> **ENUNCIADO A**
Segundo o texto sobre chefes escoteiros, quantos participantes tem o grupo do qual quem escreve diz se orgulhar?
> **ENUNCIADO B**
Extraia do texto sobre chefes escoteiros o trecho entre "Chefe Escoteiro? Claro que sim, eu sou! –" e "sempre estarão protegidos.", inclusive.

> **TEXTO FORNECIDO**

== == ==

Historias e estorias que não foram contadas

Historias e estorias que não foram contadas
uma foto, de um passado distante

quinta-feira, 19 de janeiro de 2012

CHEFE ESCOTEIRO? CLARO QUE SIM, EU SOU! Fasc.68


Chefe Escoteiro? Claro que sim, eu sou! – Fasc. 68

Os pais e os chefes escoteiros são os heróis que os filhos acreditam e, naturalmente, confiam que, junto deles, sempre estarão protegidos.
Nenhum obstáculo deverá ser grande o bastante para mudar essa realidade. Para isso, nós, pais e chefes, devemos fazer tudo o que for necessário para continuarmos sendo os heróis deles, e quando menos esperamos, recebemos como recompensa, a gratificante frase; “Você é o melhor pai/chefe do mundo!”

Aos chefes e assistentes de todas as sessões no Grupo Escoteiro, são eles os verdadeiros heróis que fazem do Movimento Escoteiro um orgulho para todos nós.
                Tenho muitos amigos chefes escoteiros, e uma enormidade de jovens amigos e amigas do movimento. Estou em um Grupo Escoteiro do qual muito me orgulho. Grande, enorme, mais de 220 participantes. Sei que sou mais um e não apenas um. Sou um mero assistente sênior apesar de ter a IM de Alcatéia e Escoteira. Sou muito procurado por outros grupos escoteiros. Disseram-me uma vez que um educador não é um ser humano perfeito. É alguém que tem a serenidade para se esvaziar e sensibilidade para aprender.

                   Estive visitando o Grupo Escoteiro de um grande amigo. Ele insistiu para que eu fosse lá. Fizemos quatro cursos juntos. Costumamos sair em família. Ele também é casado e sem filhos. Ele insiste para que eu vá para o Grupo Escoteiro dele. – Olhe você é apenas mais um lá (meu grupo ele dizia). Você sabe, somos poucos, muito poucos. Agora mesmo os seniores e guias ficaram sem chefia. Eu tento ajudar, mas não dá para ficar em duas sessões diferentes. Comentei com o Diretor Técnico e ele disse que iria ver o que podia fazer.

== == ==

> **LISTAGEM**
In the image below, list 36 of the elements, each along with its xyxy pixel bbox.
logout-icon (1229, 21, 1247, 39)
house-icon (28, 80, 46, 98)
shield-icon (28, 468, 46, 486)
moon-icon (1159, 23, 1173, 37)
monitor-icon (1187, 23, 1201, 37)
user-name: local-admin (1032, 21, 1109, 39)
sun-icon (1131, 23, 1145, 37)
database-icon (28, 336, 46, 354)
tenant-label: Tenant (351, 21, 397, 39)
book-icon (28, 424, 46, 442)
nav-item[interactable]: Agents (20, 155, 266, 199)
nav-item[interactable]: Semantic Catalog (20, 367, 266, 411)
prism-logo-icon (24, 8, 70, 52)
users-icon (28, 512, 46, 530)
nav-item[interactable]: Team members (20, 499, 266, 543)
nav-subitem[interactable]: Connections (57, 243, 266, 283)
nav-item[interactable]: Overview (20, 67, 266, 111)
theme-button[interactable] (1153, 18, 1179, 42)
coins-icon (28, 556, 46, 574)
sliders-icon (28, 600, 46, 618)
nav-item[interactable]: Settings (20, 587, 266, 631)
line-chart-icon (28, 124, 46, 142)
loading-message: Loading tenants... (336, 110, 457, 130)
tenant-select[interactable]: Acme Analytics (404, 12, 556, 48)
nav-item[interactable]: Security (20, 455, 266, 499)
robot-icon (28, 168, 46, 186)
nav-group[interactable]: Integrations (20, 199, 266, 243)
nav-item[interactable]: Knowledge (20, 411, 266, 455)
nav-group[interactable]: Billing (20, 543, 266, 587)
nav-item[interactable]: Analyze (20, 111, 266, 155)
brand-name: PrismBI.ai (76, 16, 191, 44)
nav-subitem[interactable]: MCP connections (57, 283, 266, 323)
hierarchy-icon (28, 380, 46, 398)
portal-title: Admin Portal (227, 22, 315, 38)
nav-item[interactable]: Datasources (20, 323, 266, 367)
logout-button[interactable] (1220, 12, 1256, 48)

== == ==

> **RESULTADO A**
Mais de 220 participantes.

> **RESULTADO B**
Chefe Escoteiro? Claro que sim, eu sou! – Fasc. 68

Os pais e os chefes escoteiros são os heróis que os filhos acreditam e, naturalmente, confiam que, junto deles, sempre estarão protegidos.